-- START Provided material --

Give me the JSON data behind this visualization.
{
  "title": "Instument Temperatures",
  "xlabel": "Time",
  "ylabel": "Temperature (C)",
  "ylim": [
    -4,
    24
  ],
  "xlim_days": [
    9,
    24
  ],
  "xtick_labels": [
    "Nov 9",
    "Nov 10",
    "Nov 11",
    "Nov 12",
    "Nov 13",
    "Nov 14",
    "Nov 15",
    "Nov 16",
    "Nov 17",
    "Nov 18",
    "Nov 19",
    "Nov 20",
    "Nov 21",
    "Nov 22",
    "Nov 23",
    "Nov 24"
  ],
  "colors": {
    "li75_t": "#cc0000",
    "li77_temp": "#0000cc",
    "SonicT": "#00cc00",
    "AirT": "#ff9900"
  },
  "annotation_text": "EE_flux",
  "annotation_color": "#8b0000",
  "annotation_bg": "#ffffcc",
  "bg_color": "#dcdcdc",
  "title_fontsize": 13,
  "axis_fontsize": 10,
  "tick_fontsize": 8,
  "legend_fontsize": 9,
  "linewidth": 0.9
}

-- END Provided material --

Work to complete —
Reproduce each record exactly, leaving nothing out.

Response —
Give me the JSON data behind this visualization.
{
  "title": "Instument Temperatures",
  "xlabel": "Time",
  "ylabel": "Temperature (C)",
  "ylim": [
    -4,
    24
  ],
  "xlim_days": [
    9,
    24
  ],
  "xtick_labels": [
    "Nov 9",
    "Nov 10",
    "Nov 11",
    "Nov 12",
    "Nov 13",
    "Nov 14",
    "Nov 15",
    "Nov 16",
    "Nov 17",
    "Nov 18",
    "Nov 19",
    "Nov 20",
    "Nov 21",
    "Nov 22",
    "Nov 23",
    "Nov 24"
  ],
  "colors": {
    "li75_t": "#cc0000",
    "li77_temp": "#0000cc",
    "SonicT": "#00cc00",
    "AirT": "#ff9900"
  },
  "annotation_text": "EE_flux",
  "annotation_color": "#8b0000",
  "annotation_bg": "#ffffcc",
  "bg_color": "#dcdcdc",
  "title_fontsize": 13,
  "axis_fontsize": 10,
  "tick_fontsize": 8,
  "legend_fontsize": 9,
  "linewidth": 0.9
}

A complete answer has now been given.